Exercise aim:
Find each line containing the string "title" and return it.

Data shown:
--------------------------------------------------

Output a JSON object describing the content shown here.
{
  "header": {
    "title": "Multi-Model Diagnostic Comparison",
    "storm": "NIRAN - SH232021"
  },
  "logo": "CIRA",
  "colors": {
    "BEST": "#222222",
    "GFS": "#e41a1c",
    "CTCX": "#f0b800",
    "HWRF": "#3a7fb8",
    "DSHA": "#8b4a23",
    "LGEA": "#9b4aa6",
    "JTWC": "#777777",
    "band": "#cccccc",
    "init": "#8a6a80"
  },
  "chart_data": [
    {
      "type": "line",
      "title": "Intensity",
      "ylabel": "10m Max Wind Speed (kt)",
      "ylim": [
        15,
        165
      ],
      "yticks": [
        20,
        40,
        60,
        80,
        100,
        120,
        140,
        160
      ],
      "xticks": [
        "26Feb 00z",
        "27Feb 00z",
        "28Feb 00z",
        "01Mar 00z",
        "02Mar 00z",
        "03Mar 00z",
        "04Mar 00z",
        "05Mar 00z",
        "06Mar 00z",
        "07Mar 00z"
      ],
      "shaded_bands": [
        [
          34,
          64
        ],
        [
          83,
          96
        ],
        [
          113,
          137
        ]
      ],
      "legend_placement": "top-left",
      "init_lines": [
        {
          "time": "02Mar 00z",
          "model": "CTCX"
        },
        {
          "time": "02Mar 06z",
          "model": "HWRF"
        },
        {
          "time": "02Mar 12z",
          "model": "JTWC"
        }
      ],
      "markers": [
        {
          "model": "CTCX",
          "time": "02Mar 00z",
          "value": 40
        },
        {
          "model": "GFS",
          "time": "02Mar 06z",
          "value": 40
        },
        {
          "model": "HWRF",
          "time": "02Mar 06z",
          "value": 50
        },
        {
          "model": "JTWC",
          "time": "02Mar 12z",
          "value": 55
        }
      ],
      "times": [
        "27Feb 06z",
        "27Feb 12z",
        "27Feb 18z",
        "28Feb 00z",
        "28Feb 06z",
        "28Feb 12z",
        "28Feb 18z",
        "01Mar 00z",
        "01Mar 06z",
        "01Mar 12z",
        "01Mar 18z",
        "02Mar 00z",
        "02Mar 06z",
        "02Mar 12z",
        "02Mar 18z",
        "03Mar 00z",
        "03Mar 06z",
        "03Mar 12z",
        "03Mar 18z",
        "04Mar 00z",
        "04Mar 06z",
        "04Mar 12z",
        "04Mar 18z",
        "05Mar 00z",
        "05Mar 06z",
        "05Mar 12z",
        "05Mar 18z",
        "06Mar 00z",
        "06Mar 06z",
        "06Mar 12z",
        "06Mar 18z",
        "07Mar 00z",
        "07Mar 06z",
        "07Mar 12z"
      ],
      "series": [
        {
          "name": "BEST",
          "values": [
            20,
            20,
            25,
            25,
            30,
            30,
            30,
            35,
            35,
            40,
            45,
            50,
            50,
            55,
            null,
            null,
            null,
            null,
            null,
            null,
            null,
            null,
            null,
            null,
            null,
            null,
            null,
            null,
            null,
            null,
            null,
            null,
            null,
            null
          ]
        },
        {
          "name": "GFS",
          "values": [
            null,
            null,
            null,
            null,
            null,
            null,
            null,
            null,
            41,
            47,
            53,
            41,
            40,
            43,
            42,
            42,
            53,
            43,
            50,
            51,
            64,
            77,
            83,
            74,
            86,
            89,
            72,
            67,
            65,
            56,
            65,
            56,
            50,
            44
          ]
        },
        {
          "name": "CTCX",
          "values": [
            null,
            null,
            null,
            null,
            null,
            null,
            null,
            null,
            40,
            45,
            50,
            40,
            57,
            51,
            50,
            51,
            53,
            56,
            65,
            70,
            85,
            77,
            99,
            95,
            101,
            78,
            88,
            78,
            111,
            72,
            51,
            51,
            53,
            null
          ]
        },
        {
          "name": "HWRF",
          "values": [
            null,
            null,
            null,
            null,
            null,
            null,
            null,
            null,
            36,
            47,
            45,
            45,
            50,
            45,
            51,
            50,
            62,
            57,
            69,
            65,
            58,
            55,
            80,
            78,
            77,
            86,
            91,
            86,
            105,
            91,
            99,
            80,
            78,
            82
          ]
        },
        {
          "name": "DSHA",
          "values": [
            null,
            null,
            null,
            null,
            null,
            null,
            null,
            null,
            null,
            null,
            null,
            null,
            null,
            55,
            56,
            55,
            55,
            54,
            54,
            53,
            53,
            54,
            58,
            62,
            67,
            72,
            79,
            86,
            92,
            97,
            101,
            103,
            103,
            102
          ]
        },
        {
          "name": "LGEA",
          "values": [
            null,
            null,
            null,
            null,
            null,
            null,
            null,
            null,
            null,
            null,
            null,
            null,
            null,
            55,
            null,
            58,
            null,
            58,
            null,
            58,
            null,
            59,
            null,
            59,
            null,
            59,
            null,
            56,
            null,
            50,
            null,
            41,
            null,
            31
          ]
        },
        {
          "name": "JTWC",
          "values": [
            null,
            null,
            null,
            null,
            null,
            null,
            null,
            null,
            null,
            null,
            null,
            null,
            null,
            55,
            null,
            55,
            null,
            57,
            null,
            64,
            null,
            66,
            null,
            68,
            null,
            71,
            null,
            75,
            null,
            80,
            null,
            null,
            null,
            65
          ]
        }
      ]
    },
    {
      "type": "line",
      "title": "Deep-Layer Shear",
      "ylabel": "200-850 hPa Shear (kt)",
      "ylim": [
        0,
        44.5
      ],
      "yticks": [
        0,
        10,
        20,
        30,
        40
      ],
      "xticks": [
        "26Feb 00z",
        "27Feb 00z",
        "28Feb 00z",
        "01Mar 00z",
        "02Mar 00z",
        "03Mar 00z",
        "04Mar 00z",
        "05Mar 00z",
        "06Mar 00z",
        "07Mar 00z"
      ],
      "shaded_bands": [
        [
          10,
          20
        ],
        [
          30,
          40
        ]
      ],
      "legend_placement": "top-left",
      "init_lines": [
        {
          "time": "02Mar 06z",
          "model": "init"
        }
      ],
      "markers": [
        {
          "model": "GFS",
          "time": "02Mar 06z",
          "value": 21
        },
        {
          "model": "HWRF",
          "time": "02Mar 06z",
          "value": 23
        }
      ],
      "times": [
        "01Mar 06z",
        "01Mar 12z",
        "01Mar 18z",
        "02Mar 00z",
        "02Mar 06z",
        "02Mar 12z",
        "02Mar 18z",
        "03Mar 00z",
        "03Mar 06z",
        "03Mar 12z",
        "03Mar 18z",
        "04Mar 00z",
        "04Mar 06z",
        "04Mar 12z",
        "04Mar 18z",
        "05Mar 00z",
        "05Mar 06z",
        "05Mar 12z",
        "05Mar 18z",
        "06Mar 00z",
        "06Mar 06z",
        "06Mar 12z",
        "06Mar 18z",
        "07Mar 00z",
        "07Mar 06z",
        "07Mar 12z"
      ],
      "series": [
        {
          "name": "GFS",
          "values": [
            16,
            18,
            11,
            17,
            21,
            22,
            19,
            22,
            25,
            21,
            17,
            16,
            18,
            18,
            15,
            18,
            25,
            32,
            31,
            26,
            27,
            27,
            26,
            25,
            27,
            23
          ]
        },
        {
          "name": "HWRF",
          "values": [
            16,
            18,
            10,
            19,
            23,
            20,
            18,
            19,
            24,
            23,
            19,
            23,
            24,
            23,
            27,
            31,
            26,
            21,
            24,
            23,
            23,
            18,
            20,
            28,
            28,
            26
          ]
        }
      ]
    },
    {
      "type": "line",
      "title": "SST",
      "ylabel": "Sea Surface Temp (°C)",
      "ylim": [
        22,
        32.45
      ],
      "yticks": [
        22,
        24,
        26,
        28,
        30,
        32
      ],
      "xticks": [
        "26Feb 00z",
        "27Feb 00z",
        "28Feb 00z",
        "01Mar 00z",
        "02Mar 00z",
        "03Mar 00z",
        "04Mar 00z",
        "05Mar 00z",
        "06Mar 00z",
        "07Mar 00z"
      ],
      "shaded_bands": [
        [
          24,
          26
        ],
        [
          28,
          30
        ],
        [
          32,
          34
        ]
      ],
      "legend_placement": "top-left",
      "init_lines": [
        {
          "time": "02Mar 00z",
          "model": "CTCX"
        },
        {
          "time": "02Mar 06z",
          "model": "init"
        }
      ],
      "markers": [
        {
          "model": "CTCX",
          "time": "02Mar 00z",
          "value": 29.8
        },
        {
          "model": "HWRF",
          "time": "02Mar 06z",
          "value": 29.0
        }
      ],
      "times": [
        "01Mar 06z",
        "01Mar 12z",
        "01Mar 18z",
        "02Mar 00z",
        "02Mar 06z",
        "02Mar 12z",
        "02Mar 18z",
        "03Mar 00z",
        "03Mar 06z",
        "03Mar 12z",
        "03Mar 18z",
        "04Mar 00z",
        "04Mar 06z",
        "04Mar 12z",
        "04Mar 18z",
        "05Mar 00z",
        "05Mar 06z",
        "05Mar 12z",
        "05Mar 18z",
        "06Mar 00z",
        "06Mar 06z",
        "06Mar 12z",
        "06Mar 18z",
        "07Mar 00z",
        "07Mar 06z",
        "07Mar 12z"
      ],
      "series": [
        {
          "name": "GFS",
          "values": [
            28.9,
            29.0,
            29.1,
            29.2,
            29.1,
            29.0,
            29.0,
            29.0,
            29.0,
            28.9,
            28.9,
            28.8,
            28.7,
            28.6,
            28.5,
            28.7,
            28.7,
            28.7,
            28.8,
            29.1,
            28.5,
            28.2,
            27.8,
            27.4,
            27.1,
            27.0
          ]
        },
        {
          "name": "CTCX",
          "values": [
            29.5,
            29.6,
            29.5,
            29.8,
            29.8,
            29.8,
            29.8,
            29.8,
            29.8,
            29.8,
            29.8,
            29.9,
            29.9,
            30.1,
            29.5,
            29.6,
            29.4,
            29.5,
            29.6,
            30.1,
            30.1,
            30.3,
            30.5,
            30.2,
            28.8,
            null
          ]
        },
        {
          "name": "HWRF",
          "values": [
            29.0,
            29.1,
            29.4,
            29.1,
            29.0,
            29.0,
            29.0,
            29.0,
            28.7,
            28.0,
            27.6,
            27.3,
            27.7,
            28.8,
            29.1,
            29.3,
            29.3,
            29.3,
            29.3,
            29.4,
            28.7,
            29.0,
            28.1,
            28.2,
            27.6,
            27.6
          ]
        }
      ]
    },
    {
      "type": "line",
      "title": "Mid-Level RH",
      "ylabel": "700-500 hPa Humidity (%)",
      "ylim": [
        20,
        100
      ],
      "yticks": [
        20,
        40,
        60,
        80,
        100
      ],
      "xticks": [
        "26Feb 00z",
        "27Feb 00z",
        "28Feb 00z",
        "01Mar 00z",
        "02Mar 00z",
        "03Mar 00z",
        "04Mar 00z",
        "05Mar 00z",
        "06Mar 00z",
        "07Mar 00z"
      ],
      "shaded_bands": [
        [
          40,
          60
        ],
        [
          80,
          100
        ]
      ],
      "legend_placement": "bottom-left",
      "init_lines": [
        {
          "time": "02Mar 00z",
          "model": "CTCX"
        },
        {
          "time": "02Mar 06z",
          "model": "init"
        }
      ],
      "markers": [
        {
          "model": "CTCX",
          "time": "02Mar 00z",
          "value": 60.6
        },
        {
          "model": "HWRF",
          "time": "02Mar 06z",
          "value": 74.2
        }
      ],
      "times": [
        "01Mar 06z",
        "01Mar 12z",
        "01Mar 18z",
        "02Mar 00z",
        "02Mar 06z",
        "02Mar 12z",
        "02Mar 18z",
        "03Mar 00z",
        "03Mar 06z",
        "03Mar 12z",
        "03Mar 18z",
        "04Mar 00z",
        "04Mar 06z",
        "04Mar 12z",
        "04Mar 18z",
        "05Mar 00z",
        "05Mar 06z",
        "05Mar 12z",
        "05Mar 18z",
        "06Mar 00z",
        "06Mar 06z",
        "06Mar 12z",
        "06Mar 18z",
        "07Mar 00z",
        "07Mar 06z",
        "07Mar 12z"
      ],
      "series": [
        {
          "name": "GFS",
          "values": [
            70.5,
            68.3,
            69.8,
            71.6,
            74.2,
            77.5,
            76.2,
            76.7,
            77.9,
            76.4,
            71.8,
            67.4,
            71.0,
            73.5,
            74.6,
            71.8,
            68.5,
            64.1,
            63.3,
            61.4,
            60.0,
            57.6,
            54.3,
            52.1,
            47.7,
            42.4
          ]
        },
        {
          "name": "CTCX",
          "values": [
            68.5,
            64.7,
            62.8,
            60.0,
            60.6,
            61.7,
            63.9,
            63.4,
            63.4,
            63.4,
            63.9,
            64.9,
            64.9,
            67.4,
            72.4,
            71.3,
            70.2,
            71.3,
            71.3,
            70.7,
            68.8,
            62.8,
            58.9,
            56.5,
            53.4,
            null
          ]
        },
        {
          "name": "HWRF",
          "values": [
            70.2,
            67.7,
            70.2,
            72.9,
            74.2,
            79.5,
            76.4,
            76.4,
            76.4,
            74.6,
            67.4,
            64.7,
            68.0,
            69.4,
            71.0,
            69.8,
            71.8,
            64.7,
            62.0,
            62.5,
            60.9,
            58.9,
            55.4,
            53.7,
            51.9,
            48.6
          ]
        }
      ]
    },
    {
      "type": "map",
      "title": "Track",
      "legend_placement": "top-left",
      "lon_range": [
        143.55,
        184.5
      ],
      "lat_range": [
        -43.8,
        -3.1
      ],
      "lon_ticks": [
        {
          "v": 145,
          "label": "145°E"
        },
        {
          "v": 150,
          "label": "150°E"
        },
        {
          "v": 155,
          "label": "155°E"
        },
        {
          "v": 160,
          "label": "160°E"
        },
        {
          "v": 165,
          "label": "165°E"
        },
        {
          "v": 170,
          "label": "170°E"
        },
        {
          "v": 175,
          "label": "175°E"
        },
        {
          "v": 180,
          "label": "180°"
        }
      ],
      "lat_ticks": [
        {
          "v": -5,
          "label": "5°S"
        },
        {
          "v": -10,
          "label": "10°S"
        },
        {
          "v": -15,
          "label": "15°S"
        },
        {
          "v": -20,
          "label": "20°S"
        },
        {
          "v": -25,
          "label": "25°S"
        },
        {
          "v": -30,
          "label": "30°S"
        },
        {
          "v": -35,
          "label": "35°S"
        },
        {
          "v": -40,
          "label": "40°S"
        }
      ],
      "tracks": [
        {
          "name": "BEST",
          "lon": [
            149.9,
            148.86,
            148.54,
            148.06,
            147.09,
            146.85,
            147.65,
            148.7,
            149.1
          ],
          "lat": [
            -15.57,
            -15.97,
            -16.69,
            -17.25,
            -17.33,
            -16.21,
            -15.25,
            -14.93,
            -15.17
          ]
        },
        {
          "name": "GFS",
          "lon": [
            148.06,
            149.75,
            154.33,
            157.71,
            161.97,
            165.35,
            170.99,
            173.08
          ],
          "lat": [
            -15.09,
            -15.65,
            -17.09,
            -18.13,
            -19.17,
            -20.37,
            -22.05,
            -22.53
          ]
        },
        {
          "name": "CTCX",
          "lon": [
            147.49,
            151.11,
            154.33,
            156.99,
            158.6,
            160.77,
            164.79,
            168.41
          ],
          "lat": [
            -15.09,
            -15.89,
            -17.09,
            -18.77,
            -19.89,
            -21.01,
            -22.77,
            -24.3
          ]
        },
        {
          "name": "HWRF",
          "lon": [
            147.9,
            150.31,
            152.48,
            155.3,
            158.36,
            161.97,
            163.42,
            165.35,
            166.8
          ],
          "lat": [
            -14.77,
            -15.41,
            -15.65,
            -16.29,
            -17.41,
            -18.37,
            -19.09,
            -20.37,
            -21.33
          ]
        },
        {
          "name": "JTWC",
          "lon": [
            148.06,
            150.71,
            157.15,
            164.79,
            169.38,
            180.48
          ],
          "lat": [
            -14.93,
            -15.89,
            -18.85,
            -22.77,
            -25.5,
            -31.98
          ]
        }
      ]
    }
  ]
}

--------------------------------------------------

The response:
    "title": "Multi-Model Diagnostic Comparison",
      "title": "Intensity",
      "title": "Deep-Layer Shear",
      "title": "SST",
      "title": "Mid-Level RH",
      "title": "Track",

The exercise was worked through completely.